## DATASET EXTRACT
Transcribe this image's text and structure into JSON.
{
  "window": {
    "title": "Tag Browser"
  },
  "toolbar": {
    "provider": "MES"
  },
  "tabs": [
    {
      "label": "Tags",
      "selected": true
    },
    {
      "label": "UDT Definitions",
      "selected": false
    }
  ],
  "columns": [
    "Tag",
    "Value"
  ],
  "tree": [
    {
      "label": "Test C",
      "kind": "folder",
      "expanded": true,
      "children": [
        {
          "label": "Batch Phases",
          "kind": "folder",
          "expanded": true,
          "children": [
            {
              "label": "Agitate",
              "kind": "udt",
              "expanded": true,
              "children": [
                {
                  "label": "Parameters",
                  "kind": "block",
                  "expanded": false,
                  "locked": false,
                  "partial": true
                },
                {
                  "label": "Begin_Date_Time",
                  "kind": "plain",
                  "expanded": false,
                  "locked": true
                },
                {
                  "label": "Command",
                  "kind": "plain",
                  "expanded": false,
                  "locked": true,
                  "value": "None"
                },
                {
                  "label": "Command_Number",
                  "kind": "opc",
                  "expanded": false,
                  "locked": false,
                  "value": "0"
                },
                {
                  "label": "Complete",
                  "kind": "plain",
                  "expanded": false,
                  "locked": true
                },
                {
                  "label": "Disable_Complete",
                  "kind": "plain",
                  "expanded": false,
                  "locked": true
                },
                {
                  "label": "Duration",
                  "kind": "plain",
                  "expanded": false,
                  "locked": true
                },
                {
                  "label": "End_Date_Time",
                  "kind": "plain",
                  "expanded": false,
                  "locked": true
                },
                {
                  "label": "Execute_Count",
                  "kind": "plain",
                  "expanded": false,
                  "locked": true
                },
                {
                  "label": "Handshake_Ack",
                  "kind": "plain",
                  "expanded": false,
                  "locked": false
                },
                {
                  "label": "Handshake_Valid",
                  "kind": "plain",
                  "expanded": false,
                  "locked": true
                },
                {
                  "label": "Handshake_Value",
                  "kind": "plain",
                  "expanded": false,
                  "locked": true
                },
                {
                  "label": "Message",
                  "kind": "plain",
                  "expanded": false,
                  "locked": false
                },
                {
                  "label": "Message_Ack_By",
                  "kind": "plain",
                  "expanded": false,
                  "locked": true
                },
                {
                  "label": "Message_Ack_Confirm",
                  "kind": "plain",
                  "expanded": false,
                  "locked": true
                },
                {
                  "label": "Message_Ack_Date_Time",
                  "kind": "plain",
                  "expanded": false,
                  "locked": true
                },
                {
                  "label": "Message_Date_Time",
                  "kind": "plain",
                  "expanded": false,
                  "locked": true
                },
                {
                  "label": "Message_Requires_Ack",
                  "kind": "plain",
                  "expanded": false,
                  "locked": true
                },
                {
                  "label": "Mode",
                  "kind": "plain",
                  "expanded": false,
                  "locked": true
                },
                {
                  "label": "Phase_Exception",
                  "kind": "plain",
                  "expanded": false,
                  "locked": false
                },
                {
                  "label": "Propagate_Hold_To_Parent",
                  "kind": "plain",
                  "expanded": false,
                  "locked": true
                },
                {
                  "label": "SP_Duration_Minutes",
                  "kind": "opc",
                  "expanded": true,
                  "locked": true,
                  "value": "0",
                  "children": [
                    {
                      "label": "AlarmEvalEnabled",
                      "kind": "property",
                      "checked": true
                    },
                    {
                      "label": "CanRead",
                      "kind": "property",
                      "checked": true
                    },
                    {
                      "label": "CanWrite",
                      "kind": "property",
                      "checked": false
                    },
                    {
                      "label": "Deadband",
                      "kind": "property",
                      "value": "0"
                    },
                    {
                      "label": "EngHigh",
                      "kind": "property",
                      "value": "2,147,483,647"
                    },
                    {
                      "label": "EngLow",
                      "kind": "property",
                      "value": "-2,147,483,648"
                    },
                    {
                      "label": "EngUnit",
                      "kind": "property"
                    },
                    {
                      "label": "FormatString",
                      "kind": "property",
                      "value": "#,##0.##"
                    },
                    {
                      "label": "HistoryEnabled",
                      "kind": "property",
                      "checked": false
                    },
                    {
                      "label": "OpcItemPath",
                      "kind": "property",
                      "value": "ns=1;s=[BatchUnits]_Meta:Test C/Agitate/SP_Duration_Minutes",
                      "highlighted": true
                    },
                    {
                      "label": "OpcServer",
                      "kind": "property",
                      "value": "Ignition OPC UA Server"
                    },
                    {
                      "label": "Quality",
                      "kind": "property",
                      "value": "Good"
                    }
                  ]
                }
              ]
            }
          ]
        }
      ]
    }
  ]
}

## THE REQUEST
Every line above should be written out again exactly as it stands.

## OUTPUT
Transcribe this image's text and structure into JSON.
{
  "window": {
    "title": "Tag Browser"
  },
  "toolbar": {
    "provider": "MES"
  },
  "tabs": [
    {
      "label": "Tags",
      "selected": true
    },
    {
      "label": "UDT Definitions",
      "selected": false
    }
  ],
  "columns": [
    "Tag",
    "Value"
  ],
  "tree": [
    {
      "label": "Test C",
      "kind": "folder",
      "expanded": true,
      "children": [
        {
          "label": "Batch Phases",
          "kind": "folder",
          "expanded": true,
          "children": [
            {
              "label": "Agitate",
              "kind": "udt",
              "expanded": true,
              "children": [
                {
                  "label": "Parameters",
                  "kind": "block",
                  "expanded": false,
                  "locked": false,
                  "partial": true
                },
                {
                  "label": "Begin_Date_Time",
                  "kind": "plain",
                  "expanded": false,
                  "locked": true
                },
                {
                  "label": "Command",
                  "kind": "plain",
                  "expanded": false,
                  "locked": true,
                  "value": "None"
                },
                {
                  "label": "Command_Number",
                  "kind": "opc",
                  "expanded": false,
                  "locked": false,
                  "value": "0"
                },
                {
                  "label": "Complete",
                  "kind": "plain",
                  "expanded": false,
                  "locked": true
                },
                {
                  "label": "Disable_Complete",
                  "kind": "plain",
                  "expanded": false,
                  "locked": true
                },
                {
                  "label": "Duration",
                  "kind": "plain",
                  "expanded": false,
                  "locked": true
                },
                {
                  "label": "End_Date_Time",
                  "kind": "plain",
                  "expanded": false,
                  "locked": true
                },
                {
                  "label": "Execute_Count",
                  "kind": "plain",
                  "expanded": false,
                  "locked": true
                },
                {
                  "label": "Handshake_Ack",
                  "kind": "plain",
                  "expanded": false,
                  "locked": false
                },
                {
                  "label": "Handshake_Valid",
                  "kind": "plain",
                  "expanded": false,
                  "locked": true
                },
                {
                  "label": "Handshake_Value",
                  "kind": "plain",
                  "expanded": false,
                  "locked": true
                },
                {
                  "label": "Message",
                  "kind": "plain",
                  "expanded": false,
                  "locked": false
                },
                {
                  "label": "Message_Ack_By",
                  "kind": "plain",
                  "expanded": false,
                  "locked": true
                },
                {
                  "label": "Message_Ack_Confirm",
                  "kind": "plain",
                  "expanded": false,
                  "locked": true
                },
                {
                  "label": "Message_Ack_Date_Time",
                  "kind": "plain",
                  "expanded": false,
                  "locked": true
                },
                {
                  "label": "Message_Date_Time",
                  "kind": "plain",
                  "expanded": false,
                  "locked": true
                },
                {
                  "label": "Message_Requires_Ack",
                  "kind": "plain",
                  "expanded": false,
                  "locked": true
                },
                {
                  "label": "Mode",
                  "kind": "plain",
                  "expanded": false,
                  "locked": true
                },
                {
                  "label": "Phase_Exception",
                  "kind": "plain",
                  "expanded": false,
                  "locked": false
                },
                {
                  "label": "Propagate_Hold_To_Parent",
                  "kind": "plain",
                  "expanded": false,
                  "locked": true
                },
                {
                  "label": "SP_Duration_Minutes",
                  "kind": "opc",
                  "expanded": true,
                  "locked": true,
                  "value": "0",
                  "children": [
                    {
                      "label": "AlarmEvalEnabled",
                      "kind": "property",
                      "checked": true
                    },
                    {
                      "label": "CanRead",
                      "kind": "property",
                      "checked": true
                    },
                    {
                      "label": "CanWrite",
                      "kind": "property",
                      "checked": false
                    },
                    {
                      "label": "Deadband",
                      "kind": "property",
                      "value": "0"
                    },
                    {
                      "label": "EngHigh",
                      "kind": "property",
                      "value": "2,147,483,647"
                    },
                    {
                      "label": "EngLow",
                      "kind": "property",
                      "value": "-2,147,483,648"
                    },
                    {
                      "label": "EngUnit",
                      "kind": "property"
                    },
                    {
                      "label": "FormatString",
                      "kind": "property",
                      "value": "#,##0.##"
                    },
                    {
                      "label": "HistoryEnabled",
                      "kind": "property",
                      "checked": false
                    },
                    {
                      "label": "OpcItemPath",
                      "kind": "property",
                      "value": "ns=1;s=[BatchUnits]_Meta:Test C/Agitate/SP_Duration_Minutes",
                      "highlighted": true
                    },
                    {
                      "label": "OpcServer",
                      "kind": "property",
                      "value": "Ignition OPC UA Server"
                    },
                    {
                      "label": "Quality",
                      "kind": "property",
                      "value": "Good"
                    }
                  ]
                }
              ]
            }
          ]
        }
      ]
    }
  ]
}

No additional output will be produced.